Given task: In the data below, find every line with the string "name" and pull it out.

Input material:
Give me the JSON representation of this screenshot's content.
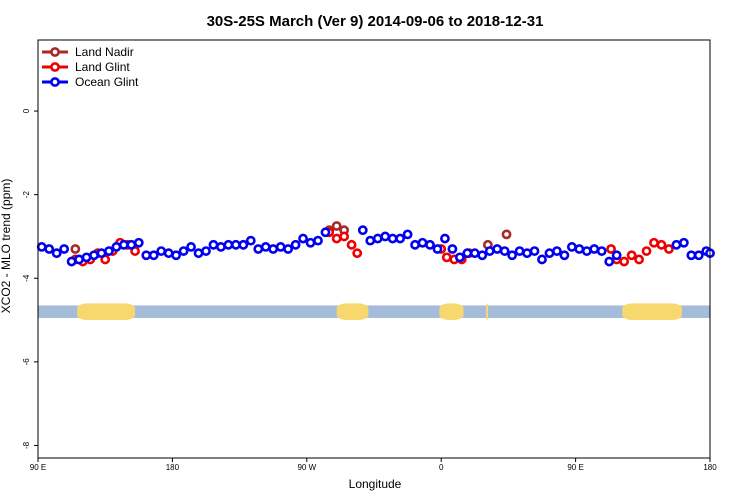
{
  "chart_data": {
    "type": "line",
    "title": "30S-25S March (Ver 9)   2014-09-06 to 2018-12-31",
    "xlabel": "Longitude",
    "ylabel": "XCO2 - MLO trend (ppm)",
    "xlim": [
      90,
      450
    ],
    "ylim": [
      -8.3,
      1.7
    ],
    "x_ticks": [
      {
        "value": 90,
        "label": "90 E"
      },
      {
        "value": 162,
        "label": "180"
      },
      {
        "value": 234,
        "label": "90 W"
      },
      {
        "value": 306,
        "label": "0"
      },
      {
        "value": 378,
        "label": "90 E"
      },
      {
        "value": 450,
        "label": "180"
      }
    ],
    "y_ticks": [
      {
        "value": 0,
        "label": "0"
      },
      {
        "value": -2,
        "label": "-2"
      },
      {
        "value": -4,
        "label": "-4"
      },
      {
        "value": -6,
        "label": "-6"
      },
      {
        "value": -8,
        "label": "-8"
      }
    ],
    "legend_position": "top-left",
    "grid": false,
    "land_ocean_band": {
      "y_range": [
        -4.95,
        -4.65
      ],
      "ocean_color": "#a4bbd9",
      "land_color": "#f7d86f",
      "land_segments": [
        [
          111,
          142
        ],
        [
          250,
          267
        ],
        [
          305,
          318
        ],
        [
          330,
          331
        ],
        [
          403,
          435
        ]
      ]
    },
    "series": [
      {
        "name": "Land Nadir",
        "color": "#a52a2a",
        "points": [
          [
            110,
            -3.3
          ],
          [
            246,
            -2.85
          ],
          [
            250,
            -2.75
          ],
          [
            254,
            -2.85
          ],
          [
            331,
            -3.2
          ],
          [
            341,
            -2.95
          ]
        ]
      },
      {
        "name": "Land Glint",
        "color": "#ee0000",
        "points": [
          [
            110,
            -3.55
          ],
          [
            114,
            -3.6
          ],
          [
            118,
            -3.55
          ],
          [
            122,
            -3.4
          ],
          [
            126,
            -3.55
          ],
          [
            130,
            -3.35
          ],
          [
            134,
            -3.15
          ],
          [
            138,
            -3.2
          ],
          [
            142,
            -3.35
          ],
          [
            246,
            -2.9
          ],
          [
            250,
            -3.05
          ],
          [
            254,
            -3.0
          ],
          [
            258,
            -3.2
          ],
          [
            261,
            -3.4
          ],
          [
            306,
            -3.3
          ],
          [
            309,
            -3.5
          ],
          [
            313,
            -3.55
          ],
          [
            317,
            -3.55
          ],
          [
            321,
            -3.4
          ],
          [
            397,
            -3.3
          ],
          [
            400,
            -3.55
          ],
          [
            404,
            -3.6
          ],
          [
            408,
            -3.45
          ],
          [
            412,
            -3.55
          ],
          [
            416,
            -3.35
          ],
          [
            420,
            -3.15
          ],
          [
            424,
            -3.2
          ],
          [
            428,
            -3.3
          ]
        ]
      },
      {
        "name": "Ocean Glint",
        "color": "#0000ee",
        "line_segments": [
          [
            108,
            138
          ]
        ],
        "points": [
          [
            92,
            -3.25
          ],
          [
            96,
            -3.3
          ],
          [
            100,
            -3.4
          ],
          [
            104,
            -3.3
          ],
          [
            108,
            -3.6
          ],
          [
            112,
            -3.55
          ],
          [
            116,
            -3.5
          ],
          [
            120,
            -3.45
          ],
          [
            124,
            -3.4
          ],
          [
            128,
            -3.35
          ],
          [
            132,
            -3.25
          ],
          [
            136,
            -3.2
          ],
          [
            140,
            -3.2
          ],
          [
            144,
            -3.15
          ],
          [
            148,
            -3.45
          ],
          [
            152,
            -3.45
          ],
          [
            156,
            -3.35
          ],
          [
            160,
            -3.4
          ],
          [
            164,
            -3.45
          ],
          [
            168,
            -3.35
          ],
          [
            172,
            -3.25
          ],
          [
            176,
            -3.4
          ],
          [
            180,
            -3.35
          ],
          [
            184,
            -3.2
          ],
          [
            188,
            -3.25
          ],
          [
            192,
            -3.2
          ],
          [
            196,
            -3.2
          ],
          [
            200,
            -3.2
          ],
          [
            204,
            -3.1
          ],
          [
            208,
            -3.3
          ],
          [
            212,
            -3.25
          ],
          [
            216,
            -3.3
          ],
          [
            220,
            -3.25
          ],
          [
            224,
            -3.3
          ],
          [
            228,
            -3.2
          ],
          [
            232,
            -3.05
          ],
          [
            236,
            -3.15
          ],
          [
            240,
            -3.1
          ],
          [
            244,
            -2.9
          ],
          [
            264,
            -2.85
          ],
          [
            268,
            -3.1
          ],
          [
            272,
            -3.05
          ],
          [
            276,
            -3.0
          ],
          [
            280,
            -3.05
          ],
          [
            284,
            -3.05
          ],
          [
            288,
            -2.95
          ],
          [
            292,
            -3.2
          ],
          [
            296,
            -3.15
          ],
          [
            300,
            -3.2
          ],
          [
            304,
            -3.3
          ],
          [
            308,
            -3.05
          ],
          [
            312,
            -3.3
          ],
          [
            316,
            -3.5
          ],
          [
            320,
            -3.4
          ],
          [
            324,
            -3.4
          ],
          [
            328,
            -3.45
          ],
          [
            332,
            -3.35
          ],
          [
            336,
            -3.3
          ],
          [
            340,
            -3.35
          ],
          [
            344,
            -3.45
          ],
          [
            348,
            -3.35
          ],
          [
            352,
            -3.4
          ],
          [
            356,
            -3.35
          ],
          [
            360,
            -3.55
          ],
          [
            364,
            -3.4
          ],
          [
            368,
            -3.35
          ],
          [
            372,
            -3.45
          ],
          [
            376,
            -3.25
          ],
          [
            380,
            -3.3
          ],
          [
            384,
            -3.35
          ],
          [
            388,
            -3.3
          ],
          [
            392,
            -3.35
          ],
          [
            396,
            -3.6
          ],
          [
            400,
            -3.45
          ],
          [
            432,
            -3.2
          ],
          [
            436,
            -3.15
          ],
          [
            440,
            -3.45
          ],
          [
            444,
            -3.45
          ],
          [
            448,
            -3.35
          ],
          [
            450,
            -3.4
          ]
        ]
      }
    ]
  }
}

Solution to the problem:
        "name": "Land Nadir",
        "name": "Land Glint",
        "name": "Ocean Glint",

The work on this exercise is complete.